→ **Do this**
Please copy the items below word for word, from their first line up to and including the line with "localize all elements.", and leave the pictures out.

→ **Data extract**
━━━━━━━━

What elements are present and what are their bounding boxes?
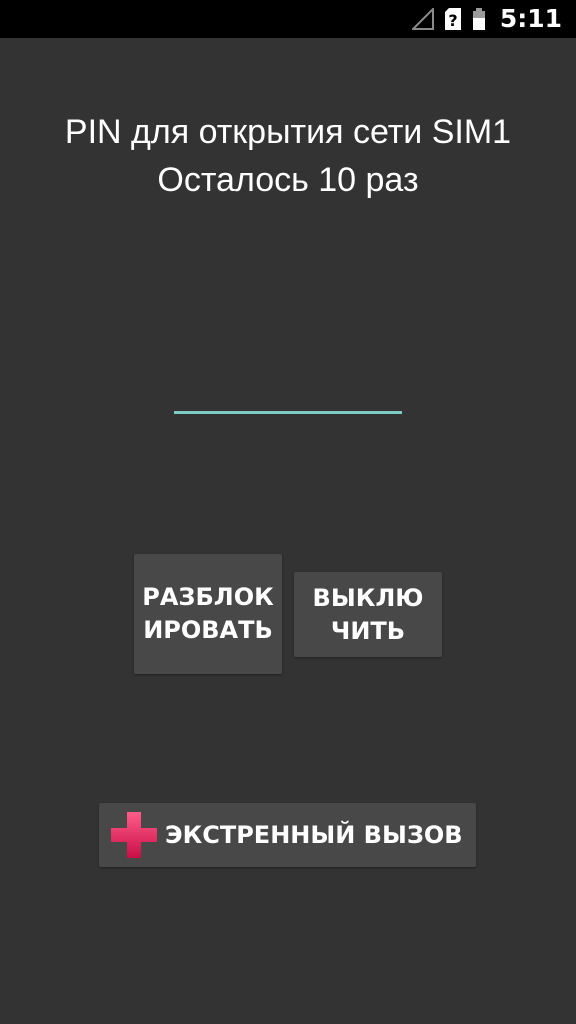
signal-icon xyxy=(411,8,434,30)
emergency-call-label: ЭКСТРЕННЫЙ ВЫЗОВ xyxy=(165,821,463,849)
unlock-button[interactable]: РАЗБЛОКИРОВАТЬ xyxy=(134,554,282,674)
pin-input[interactable] xyxy=(174,370,402,414)
status-bar: ? 5:11 xyxy=(0,0,576,38)
pin-prompt: PIN для открытия сети SIM1 Осталось 10 р… xyxy=(0,108,576,204)
attempts-remaining: Осталось 10 раз xyxy=(157,161,419,199)
status-clock: 5:11 xyxy=(499,4,562,33)
pin-prompt-title: PIN для открытия сети SIM1 xyxy=(64,113,512,151)
power-off-button[interactable]: ВЫКЛЮЧИТЬ xyxy=(294,572,442,657)
sim-unknown-icon: ? xyxy=(444,8,461,30)
sim-unknown-glyph: ? xyxy=(448,11,457,30)
battery-icon xyxy=(472,8,485,30)
emergency-plus-icon xyxy=(111,812,157,858)
unlock-button-label: РАЗБЛОКИРОВАТЬ xyxy=(142,583,274,644)
emergency-call-button[interactable]: ЭКСТРЕННЫЙ ВЫЗОВ xyxy=(99,803,476,867)
status-icons: ? 5:11 xyxy=(411,0,562,38)
sim-pin-lock-screen: ? 5:11 PIN для открытия сети SIM1 Остало… xyxy=(0,0,576,1024)
power-off-button-label: ВЫКЛЮЧИТЬ xyxy=(312,583,424,645)
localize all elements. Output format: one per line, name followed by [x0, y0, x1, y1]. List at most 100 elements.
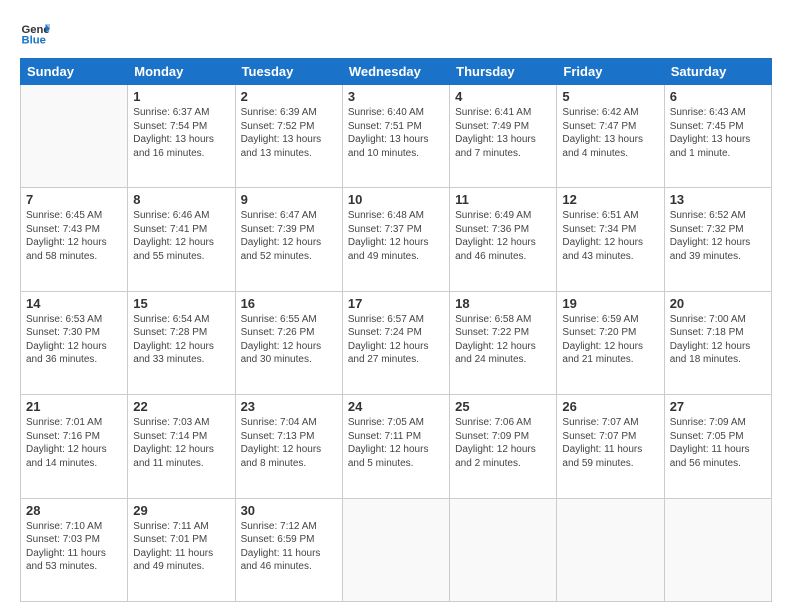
- calendar-cell: [21, 85, 128, 188]
- day-info: Sunrise: 6:43 AMSunset: 7:45 PMDaylight:…: [670, 106, 766, 160]
- day-number: 27: [670, 399, 766, 414]
- day-info: Sunrise: 6:45 AMSunset: 7:43 PMDaylight:…: [26, 209, 122, 263]
- calendar-cell: 14 Sunrise: 6:53 AMSunset: 7:30 PMDayligh…: [21, 291, 128, 394]
- logo: General Blue: [20, 18, 54, 48]
- day-number: 10: [348, 192, 444, 207]
- calendar-cell: 10 Sunrise: 6:48 AMSunset: 7:37 PMDayligh…: [342, 188, 449, 291]
- calendar-cell: 27 Sunrise: 7:09 AMSunset: 7:05 PMDayligh…: [664, 395, 771, 498]
- calendar-cell: 18 Sunrise: 6:58 AMSunset: 7:22 PMDayligh…: [450, 291, 557, 394]
- day-number: 1: [133, 89, 229, 104]
- calendar-header-row: SundayMondayTuesdayWednesdayThursdayFrid…: [21, 59, 772, 85]
- logo-icon: General Blue: [20, 18, 50, 48]
- calendar-cell: 8 Sunrise: 6:46 AMSunset: 7:41 PMDaylight…: [128, 188, 235, 291]
- calendar-cell: 7 Sunrise: 6:45 AMSunset: 7:43 PMDaylight…: [21, 188, 128, 291]
- day-info: Sunrise: 6:42 AMSunset: 7:47 PMDaylight:…: [562, 106, 658, 160]
- day-info: Sunrise: 6:48 AMSunset: 7:37 PMDaylight:…: [348, 209, 444, 263]
- calendar-week-5: 28 Sunrise: 7:10 AMSunset: 7:03 PMDayligh…: [21, 498, 772, 601]
- calendar-cell: 21 Sunrise: 7:01 AMSunset: 7:16 PMDayligh…: [21, 395, 128, 498]
- day-number: 7: [26, 192, 122, 207]
- day-info: Sunrise: 6:52 AMSunset: 7:32 PMDaylight:…: [670, 209, 766, 263]
- calendar-cell: 1 Sunrise: 6:37 AMSunset: 7:54 PMDaylight…: [128, 85, 235, 188]
- day-info: Sunrise: 7:12 AMSunset: 6:59 PMDaylight:…: [241, 520, 337, 574]
- page-header: General Blue: [20, 18, 772, 48]
- day-number: 12: [562, 192, 658, 207]
- day-number: 5: [562, 89, 658, 104]
- col-header-sunday: Sunday: [21, 59, 128, 85]
- day-info: Sunrise: 6:55 AMSunset: 7:26 PMDaylight:…: [241, 313, 337, 367]
- day-info: Sunrise: 7:09 AMSunset: 7:05 PMDaylight:…: [670, 416, 766, 470]
- calendar-cell: [664, 498, 771, 601]
- day-number: 20: [670, 296, 766, 311]
- calendar-cell: 23Sunrise: 7:04 AMSunset: 7:13 PMDayligh…: [235, 395, 342, 498]
- day-number: 14: [26, 296, 122, 311]
- day-info: Sunrise: 6:59 AMSunset: 7:20 PMDaylight:…: [562, 313, 658, 367]
- calendar-week-3: 14 Sunrise: 6:53 AMSunset: 7:30 PMDayligh…: [21, 291, 772, 394]
- day-number: 23: [241, 399, 337, 414]
- calendar-cell: 17Sunrise: 6:57 AMSunset: 7:24 PMDayligh…: [342, 291, 449, 394]
- day-number: 28: [26, 503, 122, 518]
- calendar-cell: 15 Sunrise: 6:54 AMSunset: 7:28 PMDayligh…: [128, 291, 235, 394]
- calendar-cell: [342, 498, 449, 601]
- day-info: Sunrise: 7:06 AMSunset: 7:09 PMDaylight:…: [455, 416, 551, 470]
- day-number: 18: [455, 296, 551, 311]
- day-number: 30: [241, 503, 337, 518]
- day-number: 9: [241, 192, 337, 207]
- day-info: Sunrise: 6:58 AMSunset: 7:22 PMDaylight:…: [455, 313, 551, 367]
- day-number: 2: [241, 89, 337, 104]
- day-info: Sunrise: 7:00 AMSunset: 7:18 PMDaylight:…: [670, 313, 766, 367]
- calendar-cell: [450, 498, 557, 601]
- day-number: 21: [26, 399, 122, 414]
- calendar-cell: 30 Sunrise: 7:12 AMSunset: 6:59 PMDayligh…: [235, 498, 342, 601]
- day-number: 8: [133, 192, 229, 207]
- day-info: Sunrise: 7:07 AMSunset: 7:07 PMDaylight:…: [562, 416, 658, 470]
- calendar-cell: 6 Sunrise: 6:43 AMSunset: 7:45 PMDaylight…: [664, 85, 771, 188]
- day-number: 24: [348, 399, 444, 414]
- col-header-wednesday: Wednesday: [342, 59, 449, 85]
- day-info: Sunrise: 7:01 AMSunset: 7:16 PMDaylight:…: [26, 416, 122, 470]
- day-number: 11: [455, 192, 551, 207]
- day-number: 6: [670, 89, 766, 104]
- calendar-cell: 9Sunrise: 6:47 AMSunset: 7:39 PMDaylight…: [235, 188, 342, 291]
- calendar-cell: 25 Sunrise: 7:06 AMSunset: 7:09 PMDayligh…: [450, 395, 557, 498]
- calendar-cell: 20 Sunrise: 7:00 AMSunset: 7:18 PMDayligh…: [664, 291, 771, 394]
- day-number: 4: [455, 89, 551, 104]
- day-info: Sunrise: 6:53 AMSunset: 7:30 PMDaylight:…: [26, 313, 122, 367]
- day-info: Sunrise: 6:49 AMSunset: 7:36 PMDaylight:…: [455, 209, 551, 263]
- calendar-cell: 28 Sunrise: 7:10 AMSunset: 7:03 PMDayligh…: [21, 498, 128, 601]
- day-number: 17: [348, 296, 444, 311]
- day-number: 25: [455, 399, 551, 414]
- calendar: SundayMondayTuesdayWednesdayThursdayFrid…: [20, 58, 772, 602]
- day-info: Sunrise: 6:40 AMSunset: 7:51 PMDaylight:…: [348, 106, 444, 160]
- day-number: 19: [562, 296, 658, 311]
- col-header-thursday: Thursday: [450, 59, 557, 85]
- day-number: 22: [133, 399, 229, 414]
- calendar-cell: 4Sunrise: 6:41 AMSunset: 7:49 PMDaylight…: [450, 85, 557, 188]
- day-info: Sunrise: 7:10 AMSunset: 7:03 PMDaylight:…: [26, 520, 122, 574]
- day-info: Sunrise: 6:54 AMSunset: 7:28 PMDaylight:…: [133, 313, 229, 367]
- calendar-cell: 11 Sunrise: 6:49 AMSunset: 7:36 PMDayligh…: [450, 188, 557, 291]
- calendar-cell: 29 Sunrise: 7:11 AMSunset: 7:01 PMDayligh…: [128, 498, 235, 601]
- calendar-cell: 22 Sunrise: 7:03 AMSunset: 7:14 PMDayligh…: [128, 395, 235, 498]
- calendar-cell: 16Sunrise: 6:55 AMSunset: 7:26 PMDayligh…: [235, 291, 342, 394]
- day-info: Sunrise: 7:11 AMSunset: 7:01 PMDaylight:…: [133, 520, 229, 574]
- calendar-cell: 19 Sunrise: 6:59 AMSunset: 7:20 PMDayligh…: [557, 291, 664, 394]
- calendar-cell: 5 Sunrise: 6:42 AMSunset: 7:47 PMDaylight…: [557, 85, 664, 188]
- calendar-week-1: 1 Sunrise: 6:37 AMSunset: 7:54 PMDaylight…: [21, 85, 772, 188]
- day-info: Sunrise: 6:37 AMSunset: 7:54 PMDaylight:…: [133, 106, 229, 160]
- calendar-cell: 26 Sunrise: 7:07 AMSunset: 7:07 PMDayligh…: [557, 395, 664, 498]
- col-header-friday: Friday: [557, 59, 664, 85]
- day-info: Sunrise: 6:46 AMSunset: 7:41 PMDaylight:…: [133, 209, 229, 263]
- day-number: 13: [670, 192, 766, 207]
- col-header-tuesday: Tuesday: [235, 59, 342, 85]
- day-info: Sunrise: 6:51 AMSunset: 7:34 PMDaylight:…: [562, 209, 658, 263]
- calendar-cell: [557, 498, 664, 601]
- day-number: 29: [133, 503, 229, 518]
- calendar-cell: 24 Sunrise: 7:05 AMSunset: 7:11 PMDayligh…: [342, 395, 449, 498]
- day-number: 15: [133, 296, 229, 311]
- col-header-saturday: Saturday: [664, 59, 771, 85]
- day-number: 26: [562, 399, 658, 414]
- day-info: Sunrise: 7:05 AMSunset: 7:11 PMDaylight:…: [348, 416, 444, 470]
- calendar-week-2: 7 Sunrise: 6:45 AMSunset: 7:43 PMDaylight…: [21, 188, 772, 291]
- calendar-cell: 12 Sunrise: 6:51 AMSunset: 7:34 PMDayligh…: [557, 188, 664, 291]
- day-info: Sunrise: 7:03 AMSunset: 7:14 PMDaylight:…: [133, 416, 229, 470]
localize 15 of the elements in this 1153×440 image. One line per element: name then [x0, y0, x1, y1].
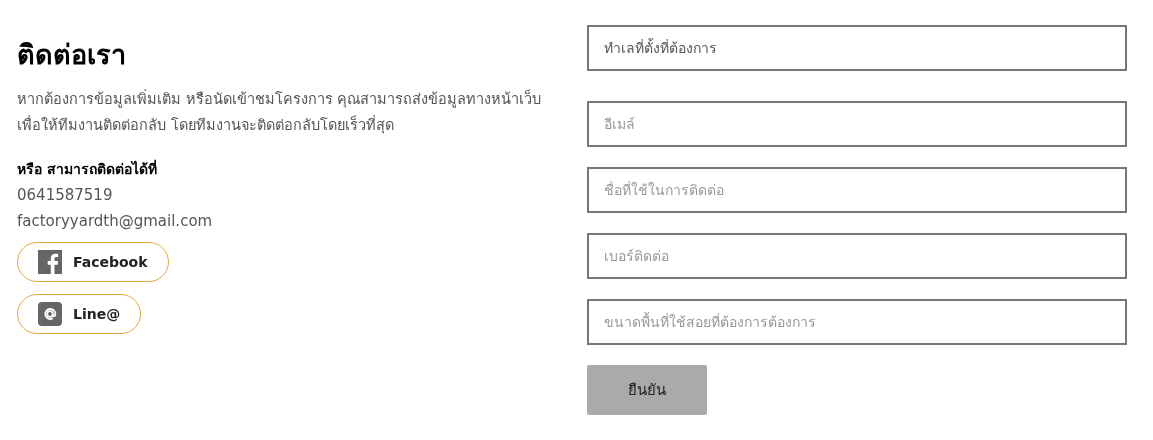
input-field[interactable]: ขนาดพื้นที่ใช้สอยที่ต้องการต้องการ: [587, 299, 1127, 345]
facebook-button[interactable]: Facebook: [17, 242, 169, 282]
section-title: ติดต่อเรา: [17, 38, 126, 72]
email-address: factoryyardth@gmail.com: [17, 211, 213, 232]
input-field[interactable]: เบอร์ติดต่อ: [587, 233, 1127, 279]
description-text: หากต้องการข้อมูลเพิ่มเติม หรือนัดเข้าชมโครงการ คุณสามารถส่งข้อมูลทางหน้าเว็บเพื่อให้ทีมงานติดต่อกลับ โดยทีมงานจะติดต่อกลับโดยเร็วที่สุด: [17, 88, 543, 136]
location-field[interactable]: ทำเลที่ตั้งที่ต้องการ: [587, 25, 1127, 71]
input-field[interactable]: ชื่อที่ใช้ในการติดต่อ: [587, 167, 1127, 213]
submit-button[interactable]: ยืนยัน: [587, 365, 707, 415]
contact-heading: หรือ สามารถติดต่อได้ที่: [17, 158, 157, 179]
facebook-icon: [38, 250, 62, 274]
line-button[interactable]: Line@: [17, 294, 142, 334]
phone-number: 0641587519: [17, 185, 113, 206]
input-field[interactable]: อีเมล์: [587, 101, 1127, 147]
at-sign-icon: [38, 302, 62, 326]
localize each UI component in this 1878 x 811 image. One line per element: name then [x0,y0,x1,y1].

━━━━━━━━

→ **Exercise answer**
What elements are present and what are their bounding boxes?
signal-icon xyxy=(411,8,434,30)
emergency-call-label: ЭКСТРЕННЫЙ ВЫЗОВ xyxy=(165,821,463,849)
unlock-button[interactable]: РАЗБЛОКИРОВАТЬ xyxy=(134,554,282,674)
pin-input[interactable] xyxy=(174,370,402,414)
status-bar: ? 5:11 xyxy=(0,0,576,38)
pin-prompt: PIN для открытия сети SIM1 Осталось 10 р… xyxy=(0,108,576,204)
attempts-remaining: Осталось 10 раз xyxy=(157,161,419,199)
status-clock: 5:11 xyxy=(499,4,562,33)
pin-prompt-title: PIN для открытия сети SIM1 xyxy=(64,113,512,151)
power-off-button[interactable]: ВЫКЛЮЧИТЬ xyxy=(294,572,442,657)
sim-unknown-icon: ? xyxy=(444,8,461,30)
sim-unknown-glyph: ? xyxy=(448,11,457,30)
battery-icon xyxy=(472,8,485,30)
emergency-plus-icon xyxy=(111,812,157,858)
unlock-button-label: РАЗБЛОКИРОВАТЬ xyxy=(142,583,274,644)
emergency-call-button[interactable]: ЭКСТРЕННЫЙ ВЫЗОВ xyxy=(99,803,476,867)
status-icons: ? 5:11 xyxy=(411,0,562,38)
sim-pin-lock-screen: ? 5:11 PIN для открытия сети SIM1 Остало… xyxy=(0,0,576,1024)
power-off-button-label: ВЫКЛЮЧИТЬ xyxy=(312,583,424,645)
localize all elements. Output format: one per line, name followed by [x0, y0, x1, y1]. List at most 100 elements.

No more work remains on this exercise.